= Element position data =

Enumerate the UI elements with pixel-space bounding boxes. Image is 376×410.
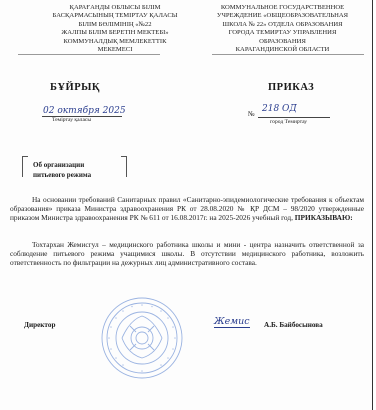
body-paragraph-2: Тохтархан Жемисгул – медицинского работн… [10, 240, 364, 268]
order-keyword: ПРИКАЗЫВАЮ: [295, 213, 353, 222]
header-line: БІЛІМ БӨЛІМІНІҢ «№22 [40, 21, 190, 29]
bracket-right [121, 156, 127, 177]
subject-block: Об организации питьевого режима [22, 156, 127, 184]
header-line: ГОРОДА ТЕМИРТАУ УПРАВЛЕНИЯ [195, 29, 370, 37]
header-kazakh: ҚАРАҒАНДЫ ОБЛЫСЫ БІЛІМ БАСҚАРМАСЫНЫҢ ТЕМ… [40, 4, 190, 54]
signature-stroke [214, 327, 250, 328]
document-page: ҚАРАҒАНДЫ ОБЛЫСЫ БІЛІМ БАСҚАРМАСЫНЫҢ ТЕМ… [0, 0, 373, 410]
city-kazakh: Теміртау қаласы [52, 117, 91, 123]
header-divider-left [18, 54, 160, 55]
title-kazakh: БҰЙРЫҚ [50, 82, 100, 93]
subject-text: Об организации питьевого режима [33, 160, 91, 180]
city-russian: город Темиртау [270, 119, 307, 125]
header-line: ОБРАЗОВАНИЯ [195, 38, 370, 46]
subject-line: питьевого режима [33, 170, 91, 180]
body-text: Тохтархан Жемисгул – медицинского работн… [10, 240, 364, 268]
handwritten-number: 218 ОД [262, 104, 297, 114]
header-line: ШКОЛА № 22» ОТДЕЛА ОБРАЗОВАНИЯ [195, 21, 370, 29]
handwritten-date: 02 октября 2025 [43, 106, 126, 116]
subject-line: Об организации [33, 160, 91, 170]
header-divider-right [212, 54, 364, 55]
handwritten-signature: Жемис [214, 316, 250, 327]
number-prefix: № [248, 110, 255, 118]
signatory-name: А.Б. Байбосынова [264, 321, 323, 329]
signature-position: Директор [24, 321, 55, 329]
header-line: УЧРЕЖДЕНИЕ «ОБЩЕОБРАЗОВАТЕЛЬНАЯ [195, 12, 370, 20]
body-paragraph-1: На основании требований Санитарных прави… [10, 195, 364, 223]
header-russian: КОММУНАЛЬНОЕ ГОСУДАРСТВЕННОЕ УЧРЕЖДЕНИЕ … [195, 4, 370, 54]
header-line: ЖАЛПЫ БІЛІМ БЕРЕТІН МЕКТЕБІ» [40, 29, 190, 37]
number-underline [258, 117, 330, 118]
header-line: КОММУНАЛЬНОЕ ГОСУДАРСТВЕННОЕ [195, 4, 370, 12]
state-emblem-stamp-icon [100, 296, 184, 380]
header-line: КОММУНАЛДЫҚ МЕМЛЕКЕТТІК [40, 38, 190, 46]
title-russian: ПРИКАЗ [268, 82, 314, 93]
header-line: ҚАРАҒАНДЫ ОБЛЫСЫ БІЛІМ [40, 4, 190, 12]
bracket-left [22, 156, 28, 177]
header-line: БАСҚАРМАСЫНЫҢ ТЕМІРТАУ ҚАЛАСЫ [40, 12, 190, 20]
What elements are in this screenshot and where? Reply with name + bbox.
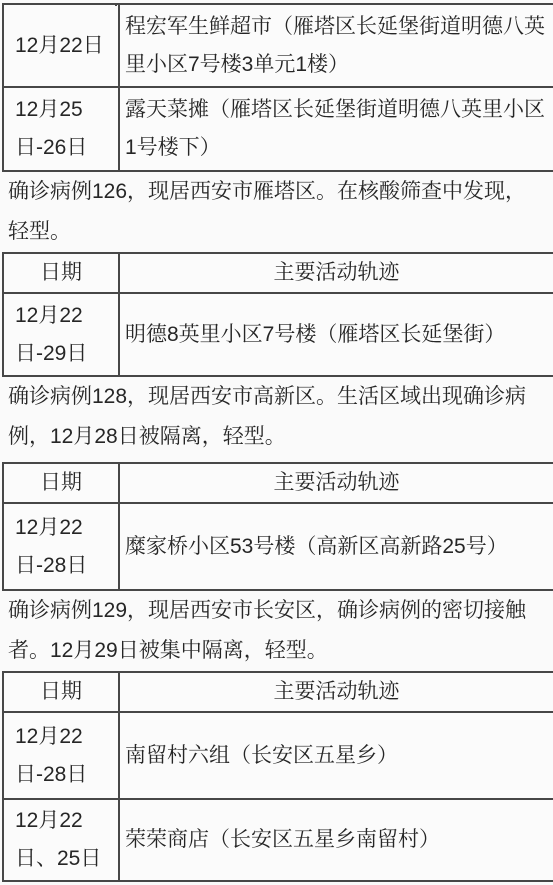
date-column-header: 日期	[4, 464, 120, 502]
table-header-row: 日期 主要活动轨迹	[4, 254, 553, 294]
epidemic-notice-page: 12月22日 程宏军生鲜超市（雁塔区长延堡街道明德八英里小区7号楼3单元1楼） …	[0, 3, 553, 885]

= Problem =
Rename every "header-line" in the records to "header-row", keeping everything else the same. Omit the pictures from your answer.

= Task solution =
Enumerate the UI elements with pixel-space bounding boxes. Image is 376×410.
body-paragraph-2: Тохтархан Жемисгул – медицинского работн… [10, 240, 364, 268]
order-keyword: ПРИКАЗЫВАЮ: [295, 213, 353, 222]
header-row: БІЛІМ БӨЛІМІНІҢ «№22 [40, 21, 190, 29]
bracket-right [121, 156, 127, 177]
subject-block: Об организации питьевого режима [22, 156, 127, 184]
header-row: ГОРОДА ТЕМИРТАУ УПРАВЛЕНИЯ [195, 29, 370, 37]
header-kazakh: ҚАРАҒАНДЫ ОБЛЫСЫ БІЛІМ БАСҚАРМАСЫНЫҢ ТЕМ… [40, 4, 190, 54]
signature-stroke [214, 327, 250, 328]
document-page: ҚАРАҒАНДЫ ОБЛЫСЫ БІЛІМ БАСҚАРМАСЫНЫҢ ТЕМ… [0, 0, 373, 410]
city-kazakh: Теміртау қаласы [52, 117, 91, 123]
header-divider-left [18, 54, 160, 55]
title-kazakh: БҰЙРЫҚ [50, 82, 100, 93]
subject-text: Об организации питьевого режима [33, 160, 91, 180]
city-russian: город Темиртау [270, 119, 307, 125]
header-row: ОБРАЗОВАНИЯ [195, 38, 370, 46]
subject-line: питьевого режима [33, 170, 91, 180]
body-text: Тохтархан Жемисгул – медицинского работн… [10, 240, 364, 268]
handwritten-number: 218 ОД [262, 104, 297, 114]
header-row: ШКОЛА № 22» ОТДЕЛА ОБРАЗОВАНИЯ [195, 21, 370, 29]
handwritten-date: 02 октября 2025 [43, 106, 126, 116]
subject-line: Об организации [33, 160, 91, 170]
header-divider-right [212, 54, 364, 55]
handwritten-signature: Жемис [214, 316, 250, 327]
number-prefix: № [248, 110, 255, 118]
signatory-name: А.Б. Байбосынова [264, 321, 323, 329]
signature-position: Директор [24, 321, 55, 329]
header-row: УЧРЕЖДЕНИЕ «ОБЩЕОБРАЗОВАТЕЛЬНАЯ [195, 12, 370, 20]
body-paragraph-1: На основании требований Санитарных прави… [10, 195, 364, 223]
header-russian: КОММУНАЛЬНОЕ ГОСУДАРСТВЕННОЕ УЧРЕЖДЕНИЕ … [195, 4, 370, 54]
header-row: ЖАЛПЫ БІЛІМ БЕРЕТІН МЕКТЕБІ» [40, 29, 190, 37]
number-underline [258, 117, 330, 118]
header-row: КОММУНАЛЬНОЕ ГОСУДАРСТВЕННОЕ [195, 4, 370, 12]
state-emblem-stamp-icon [100, 296, 184, 380]
header-row: КОММУНАЛДЫҚ МЕМЛЕКЕТТІК [40, 38, 190, 46]
title-russian: ПРИКАЗ [268, 82, 314, 93]
header-row: ҚАРАҒАНДЫ ОБЛЫСЫ БІЛІМ [40, 4, 190, 12]
bracket-left [22, 156, 28, 177]
header-row: БАСҚАРМАСЫНЫҢ ТЕМІРТАУ ҚАЛАСЫ [40, 12, 190, 20]
What elements are in this screenshot and where? Reply with name + bbox.
date-column-header: 日期	[4, 464, 120, 502]
table-header-row: 日期 主要活动轨迹	[4, 254, 553, 294]
epidemic-notice-page: 12月22日 程宏军生鲜超市（雁塔区长延堡街道明德八英里小区7号楼3单元1楼） …	[0, 3, 553, 885]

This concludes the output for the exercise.